- _Goal_:
Restate the whole listing exactly.

- _Records for this task_:
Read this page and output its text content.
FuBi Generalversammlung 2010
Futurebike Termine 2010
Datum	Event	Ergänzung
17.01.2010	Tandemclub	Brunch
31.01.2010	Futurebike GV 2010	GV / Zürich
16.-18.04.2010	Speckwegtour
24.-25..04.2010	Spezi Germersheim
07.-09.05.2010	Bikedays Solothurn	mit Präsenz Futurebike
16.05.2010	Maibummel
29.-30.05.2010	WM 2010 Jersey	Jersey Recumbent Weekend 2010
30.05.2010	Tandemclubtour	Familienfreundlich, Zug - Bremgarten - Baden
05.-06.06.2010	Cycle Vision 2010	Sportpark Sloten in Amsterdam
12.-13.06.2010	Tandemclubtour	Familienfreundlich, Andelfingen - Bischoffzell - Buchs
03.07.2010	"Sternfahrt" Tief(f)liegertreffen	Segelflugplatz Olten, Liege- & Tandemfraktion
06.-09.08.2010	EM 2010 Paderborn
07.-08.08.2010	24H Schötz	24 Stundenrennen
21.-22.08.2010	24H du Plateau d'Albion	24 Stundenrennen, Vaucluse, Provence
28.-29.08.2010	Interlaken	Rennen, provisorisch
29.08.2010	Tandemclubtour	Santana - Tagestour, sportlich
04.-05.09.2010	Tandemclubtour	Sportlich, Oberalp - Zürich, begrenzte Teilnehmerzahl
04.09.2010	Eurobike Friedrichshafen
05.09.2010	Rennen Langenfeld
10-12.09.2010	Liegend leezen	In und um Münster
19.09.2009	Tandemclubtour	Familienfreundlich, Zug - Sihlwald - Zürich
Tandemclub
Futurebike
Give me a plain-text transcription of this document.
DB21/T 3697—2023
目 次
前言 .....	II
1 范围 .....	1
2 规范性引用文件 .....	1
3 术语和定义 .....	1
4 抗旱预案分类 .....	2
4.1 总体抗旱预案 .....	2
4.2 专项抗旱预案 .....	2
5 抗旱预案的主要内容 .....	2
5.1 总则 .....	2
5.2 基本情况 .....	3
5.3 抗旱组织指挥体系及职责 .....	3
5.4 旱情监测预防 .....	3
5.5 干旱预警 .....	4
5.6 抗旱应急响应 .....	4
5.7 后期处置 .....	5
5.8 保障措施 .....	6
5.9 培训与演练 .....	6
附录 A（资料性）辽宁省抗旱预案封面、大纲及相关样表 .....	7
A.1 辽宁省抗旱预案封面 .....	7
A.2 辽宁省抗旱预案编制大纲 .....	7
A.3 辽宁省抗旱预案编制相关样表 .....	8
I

- _Result for this exercise_:
Read this page and output its text content.
FuBi Generalversammlung 2010
Futurebike Termine 2010
Datum	Event	Ergänzung
17.01.2010	Tandemclub	Brunch
31.01.2010	Futurebike GV 2010	GV / Zürich
16.-18.04.2010	Speckwegtour
24.-25..04.2010	Spezi Germersheim
07.-09.05.2010	Bikedays Solothurn	mit Präsenz Futurebike
16.05.2010	Maibummel
29.-30.05.2010	WM 2010 Jersey	Jersey Recumbent Weekend 2010
30.05.2010	Tandemclubtour	Familienfreundlich, Zug - Bremgarten - Baden
05.-06.06.2010	Cycle Vision 2010	Sportpark Sloten in Amsterdam
12.-13.06.2010	Tandemclubtour	Familienfreundlich, Andelfingen - Bischoffzell - Buchs
03.07.2010	"Sternfahrt" Tief(f)liegertreffen	Segelflugplatz Olten, Liege- & Tandemfraktion
06.-09.08.2010	EM 2010 Paderborn
07.-08.08.2010	24H Schötz	24 Stundenrennen
21.-22.08.2010	24H du Plateau d'Albion	24 Stundenrennen, Vaucluse, Provence
28.-29.08.2010	Interlaken	Rennen, provisorisch
29.08.2010	Tandemclubtour	Santana - Tagestour, sportlich
04.-05.09.2010	Tandemclubtour	Sportlich, Oberalp - Zürich, begrenzte Teilnehmerzahl
04.09.2010	Eurobike Friedrichshafen
05.09.2010	Rennen Langenfeld
10-12.09.2010	Liegend leezen	In und um Münster
19.09.2009	Tandemclubtour	Familienfreundlich, Zug - Sihlwald - Zürich
Tandemclub
Futurebike
Give me a plain-text transcription of this document.
DB21/T 3697—2023
目 次
前言 .....	II
1 范围 .....	1
2 规范性引用文件 .....	1
3 术语和定义 .....	1
4 抗旱预案分类 .....	2
4.1 总体抗旱预案 .....	2
4.2 专项抗旱预案 .....	2
5 抗旱预案的主要内容 .....	2
5.1 总则 .....	2
5.2 基本情况 .....	3
5.3 抗旱组织指挥体系及职责 .....	3
5.4 旱情监测预防 .....	3
5.5 干旱预警 .....	4
5.6 抗旱应急响应 .....	4
5.7 后期处置 .....	5
5.8 保障措施 .....	6
5.9 培训与演练 .....	6
附录 A（资料性）辽宁省抗旱预案封面、大纲及相关样表 .....	7
A.1 辽宁省抗旱预案封面 .....	7
A.2 辽宁省抗旱预案编制大纲 .....	7
A.3 辽宁省抗旱预案编制相关样表 .....	8
I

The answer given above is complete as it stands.